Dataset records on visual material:
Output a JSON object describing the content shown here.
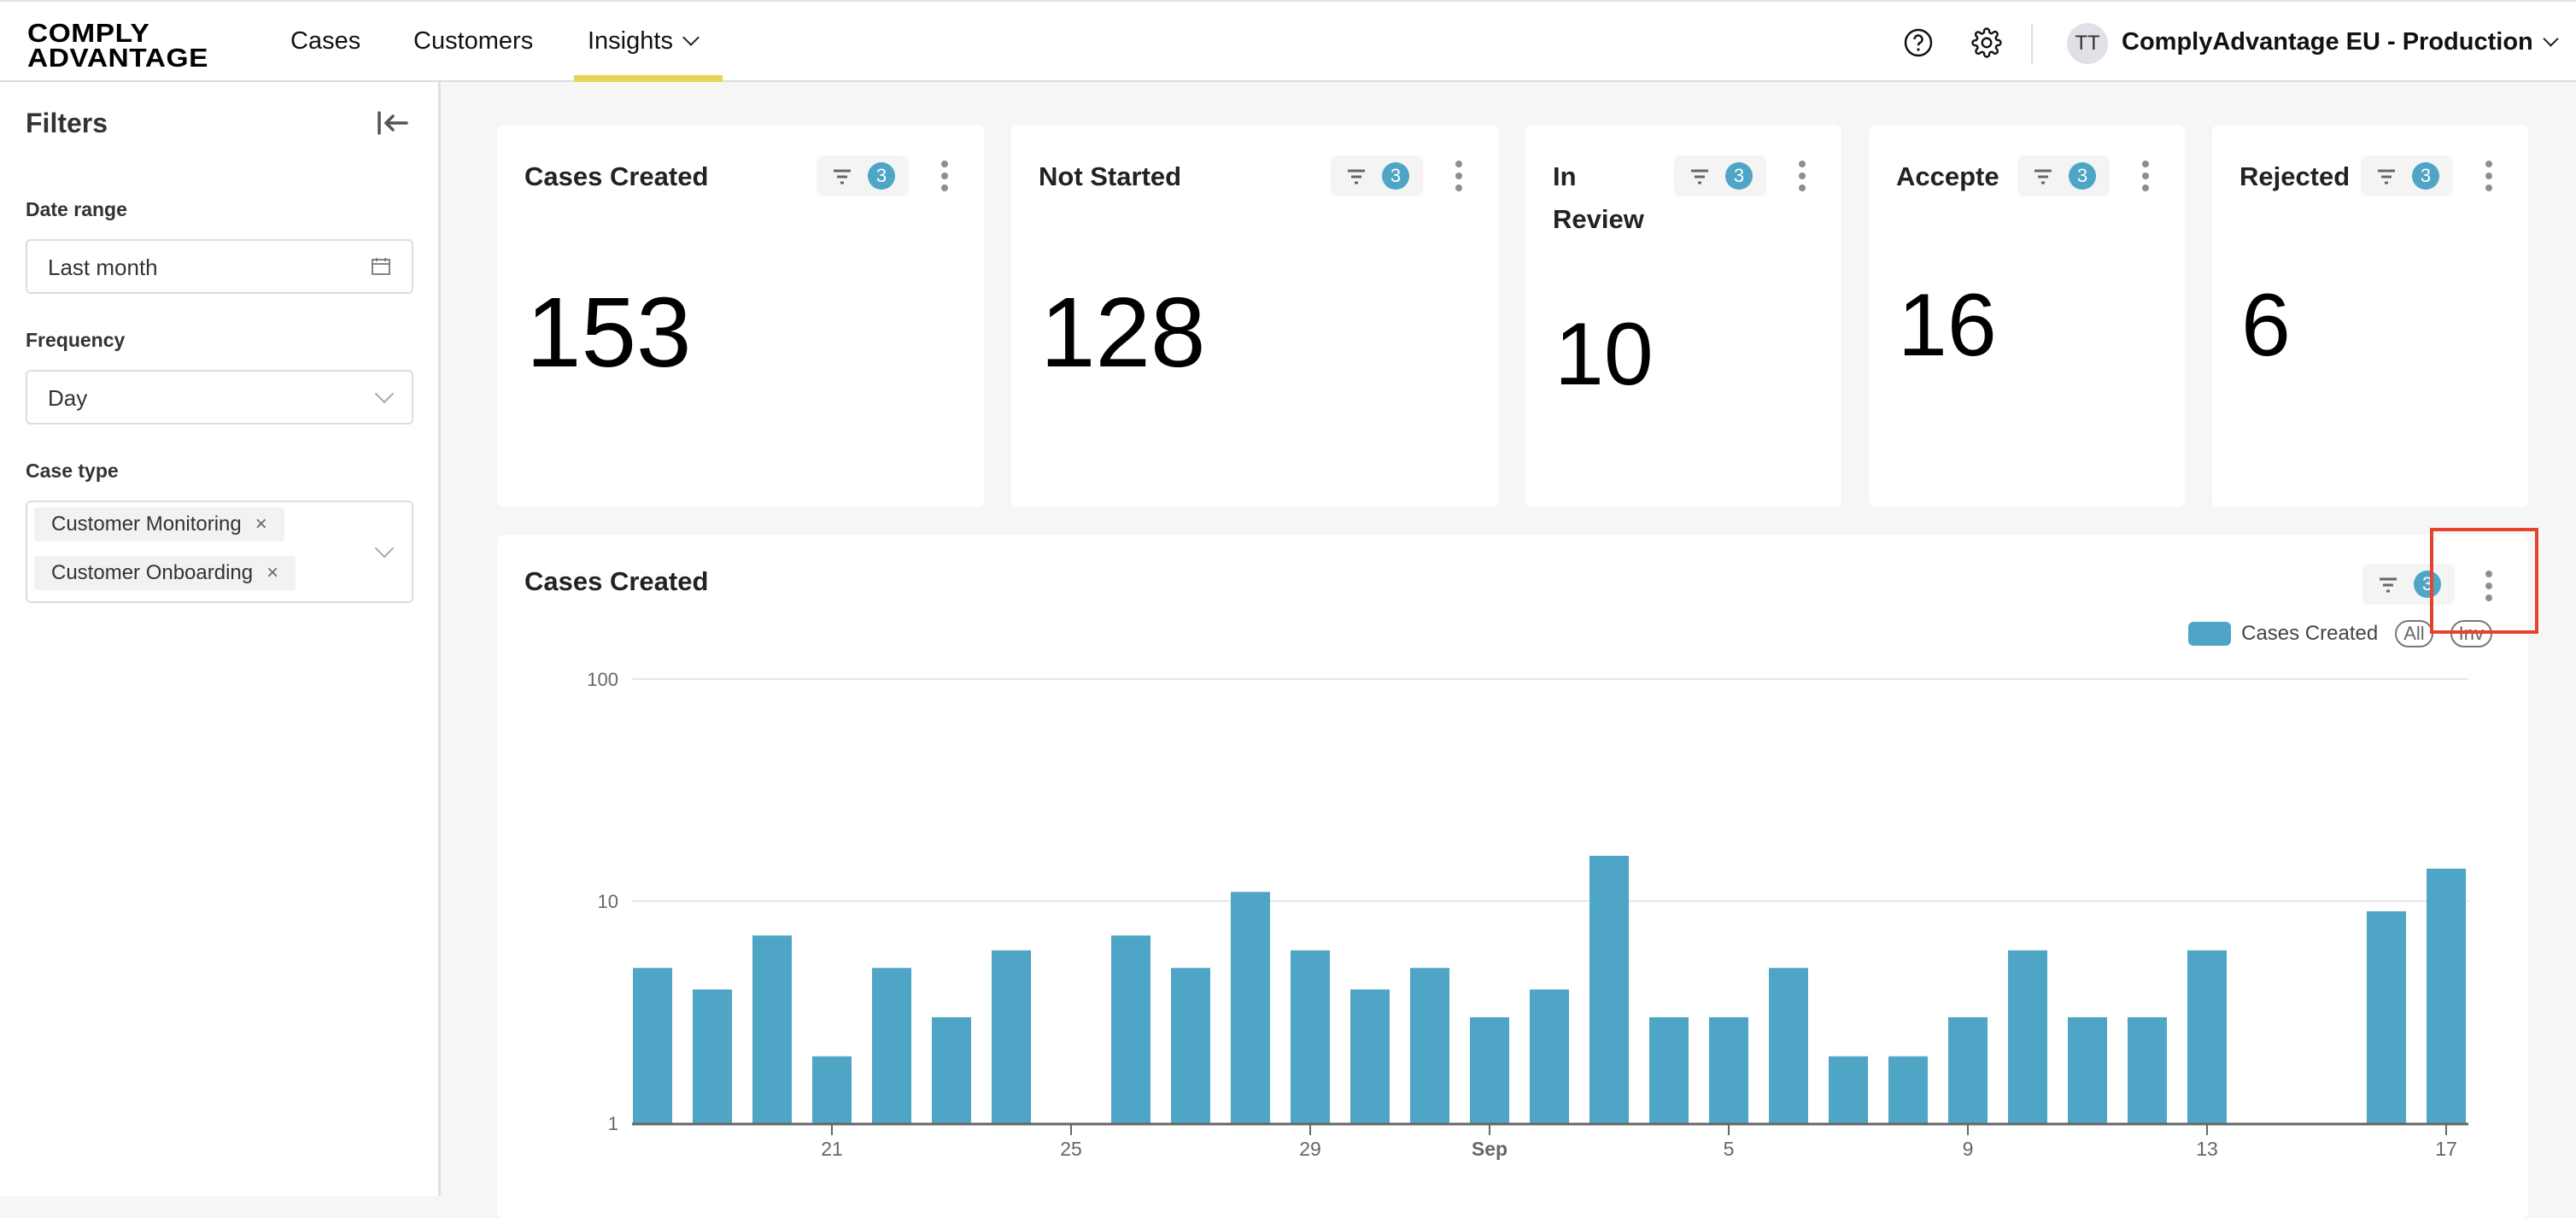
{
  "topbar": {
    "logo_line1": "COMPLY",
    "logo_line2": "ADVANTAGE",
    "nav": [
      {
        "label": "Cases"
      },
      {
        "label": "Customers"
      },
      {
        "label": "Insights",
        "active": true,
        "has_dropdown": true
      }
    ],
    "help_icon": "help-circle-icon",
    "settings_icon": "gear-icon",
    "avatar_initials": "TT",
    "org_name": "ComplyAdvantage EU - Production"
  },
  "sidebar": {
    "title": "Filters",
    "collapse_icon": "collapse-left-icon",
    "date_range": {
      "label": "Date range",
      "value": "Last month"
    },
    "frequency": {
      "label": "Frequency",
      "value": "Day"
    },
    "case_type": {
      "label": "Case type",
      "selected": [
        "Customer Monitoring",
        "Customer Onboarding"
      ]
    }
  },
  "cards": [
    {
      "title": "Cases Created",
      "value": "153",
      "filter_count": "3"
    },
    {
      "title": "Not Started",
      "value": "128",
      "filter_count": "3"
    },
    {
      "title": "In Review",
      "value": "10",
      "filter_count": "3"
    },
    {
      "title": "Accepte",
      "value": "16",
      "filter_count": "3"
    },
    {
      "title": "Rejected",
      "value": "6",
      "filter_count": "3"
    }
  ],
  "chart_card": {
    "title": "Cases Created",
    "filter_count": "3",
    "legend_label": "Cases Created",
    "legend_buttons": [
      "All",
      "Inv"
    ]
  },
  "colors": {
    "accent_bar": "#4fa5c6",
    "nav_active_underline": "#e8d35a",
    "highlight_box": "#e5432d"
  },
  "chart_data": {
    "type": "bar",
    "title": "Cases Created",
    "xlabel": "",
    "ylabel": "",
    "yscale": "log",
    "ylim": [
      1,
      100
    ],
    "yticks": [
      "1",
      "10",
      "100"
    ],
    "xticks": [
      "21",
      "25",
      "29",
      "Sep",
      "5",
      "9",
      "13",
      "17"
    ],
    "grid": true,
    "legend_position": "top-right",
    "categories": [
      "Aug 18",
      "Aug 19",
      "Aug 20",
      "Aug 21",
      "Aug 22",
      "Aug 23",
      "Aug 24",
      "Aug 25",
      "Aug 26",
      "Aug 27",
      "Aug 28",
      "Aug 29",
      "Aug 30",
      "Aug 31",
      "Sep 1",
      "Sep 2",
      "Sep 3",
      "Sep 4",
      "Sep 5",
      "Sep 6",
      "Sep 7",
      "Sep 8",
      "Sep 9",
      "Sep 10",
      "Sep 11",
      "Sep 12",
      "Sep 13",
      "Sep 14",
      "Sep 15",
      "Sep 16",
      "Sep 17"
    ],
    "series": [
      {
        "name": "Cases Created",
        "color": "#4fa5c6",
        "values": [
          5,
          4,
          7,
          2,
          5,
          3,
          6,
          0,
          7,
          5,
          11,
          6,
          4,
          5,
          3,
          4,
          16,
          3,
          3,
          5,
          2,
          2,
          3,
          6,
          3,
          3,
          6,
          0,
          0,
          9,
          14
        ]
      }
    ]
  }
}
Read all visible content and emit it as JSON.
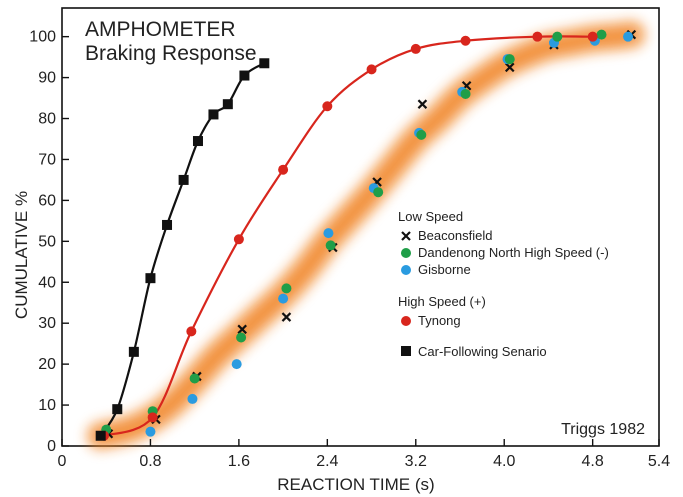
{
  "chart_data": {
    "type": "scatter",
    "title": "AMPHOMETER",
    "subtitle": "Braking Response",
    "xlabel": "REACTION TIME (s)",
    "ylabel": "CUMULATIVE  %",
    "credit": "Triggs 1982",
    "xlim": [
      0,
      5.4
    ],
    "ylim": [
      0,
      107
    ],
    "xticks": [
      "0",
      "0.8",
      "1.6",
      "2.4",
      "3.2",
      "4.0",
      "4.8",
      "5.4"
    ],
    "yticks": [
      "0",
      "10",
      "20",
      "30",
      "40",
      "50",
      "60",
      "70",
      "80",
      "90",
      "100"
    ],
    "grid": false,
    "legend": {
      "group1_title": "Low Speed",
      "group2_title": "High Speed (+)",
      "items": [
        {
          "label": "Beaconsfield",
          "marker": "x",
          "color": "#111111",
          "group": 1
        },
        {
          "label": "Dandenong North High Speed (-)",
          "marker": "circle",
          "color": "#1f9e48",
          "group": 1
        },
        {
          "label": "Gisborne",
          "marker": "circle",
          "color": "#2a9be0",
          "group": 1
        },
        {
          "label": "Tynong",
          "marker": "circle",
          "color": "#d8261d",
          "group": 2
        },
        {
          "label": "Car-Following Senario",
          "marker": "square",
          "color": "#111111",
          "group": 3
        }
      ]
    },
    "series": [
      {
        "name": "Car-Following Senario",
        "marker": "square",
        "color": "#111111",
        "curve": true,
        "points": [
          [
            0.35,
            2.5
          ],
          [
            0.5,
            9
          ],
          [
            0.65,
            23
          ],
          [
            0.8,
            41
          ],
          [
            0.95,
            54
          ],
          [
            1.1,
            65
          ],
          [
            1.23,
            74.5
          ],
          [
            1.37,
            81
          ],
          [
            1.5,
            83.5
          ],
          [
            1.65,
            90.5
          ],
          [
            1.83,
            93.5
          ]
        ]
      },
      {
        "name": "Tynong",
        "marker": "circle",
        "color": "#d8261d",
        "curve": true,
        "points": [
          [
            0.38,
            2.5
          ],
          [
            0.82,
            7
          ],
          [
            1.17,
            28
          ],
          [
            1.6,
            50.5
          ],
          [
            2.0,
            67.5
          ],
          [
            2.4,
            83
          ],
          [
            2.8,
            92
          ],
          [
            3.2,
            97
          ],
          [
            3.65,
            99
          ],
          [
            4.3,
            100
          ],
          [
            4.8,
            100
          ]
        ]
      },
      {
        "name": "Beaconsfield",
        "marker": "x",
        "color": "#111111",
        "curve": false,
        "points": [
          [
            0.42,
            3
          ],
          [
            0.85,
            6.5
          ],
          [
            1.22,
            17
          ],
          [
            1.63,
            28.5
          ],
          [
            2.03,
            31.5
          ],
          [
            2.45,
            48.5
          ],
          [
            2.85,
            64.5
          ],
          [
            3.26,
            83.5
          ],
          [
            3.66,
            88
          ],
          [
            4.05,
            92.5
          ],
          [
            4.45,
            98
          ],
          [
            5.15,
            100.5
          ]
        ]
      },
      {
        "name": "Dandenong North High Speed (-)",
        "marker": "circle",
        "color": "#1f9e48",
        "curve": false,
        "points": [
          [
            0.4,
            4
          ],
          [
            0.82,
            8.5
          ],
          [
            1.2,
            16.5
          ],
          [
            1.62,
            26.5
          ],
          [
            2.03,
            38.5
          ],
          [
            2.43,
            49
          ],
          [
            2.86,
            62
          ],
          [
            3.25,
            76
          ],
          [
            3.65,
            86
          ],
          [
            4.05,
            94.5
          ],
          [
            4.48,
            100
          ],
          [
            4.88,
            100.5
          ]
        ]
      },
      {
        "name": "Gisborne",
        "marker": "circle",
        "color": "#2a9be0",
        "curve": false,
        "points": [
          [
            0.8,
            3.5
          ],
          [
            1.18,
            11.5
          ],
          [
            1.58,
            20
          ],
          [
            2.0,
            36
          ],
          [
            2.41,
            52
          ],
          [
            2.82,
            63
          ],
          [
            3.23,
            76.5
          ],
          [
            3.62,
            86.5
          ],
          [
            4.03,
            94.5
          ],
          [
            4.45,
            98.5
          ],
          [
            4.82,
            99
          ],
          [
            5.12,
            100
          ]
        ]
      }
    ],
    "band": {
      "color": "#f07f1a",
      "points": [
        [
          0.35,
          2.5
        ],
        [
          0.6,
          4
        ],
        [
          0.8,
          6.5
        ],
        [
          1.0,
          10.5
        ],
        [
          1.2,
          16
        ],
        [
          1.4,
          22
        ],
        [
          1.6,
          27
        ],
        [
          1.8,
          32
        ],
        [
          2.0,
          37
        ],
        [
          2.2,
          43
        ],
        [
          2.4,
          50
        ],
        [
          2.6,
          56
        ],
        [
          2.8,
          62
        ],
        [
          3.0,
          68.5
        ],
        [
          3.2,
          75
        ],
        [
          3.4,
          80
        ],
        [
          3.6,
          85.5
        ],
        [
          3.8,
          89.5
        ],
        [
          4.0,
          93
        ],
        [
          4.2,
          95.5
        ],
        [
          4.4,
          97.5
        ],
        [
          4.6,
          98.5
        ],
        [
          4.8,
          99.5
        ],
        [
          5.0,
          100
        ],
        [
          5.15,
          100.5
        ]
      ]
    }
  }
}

GIVEN TASK -
In the entries above, count every line containing the word "Beaconsfield". Write only the total.

TASK RESULT -
2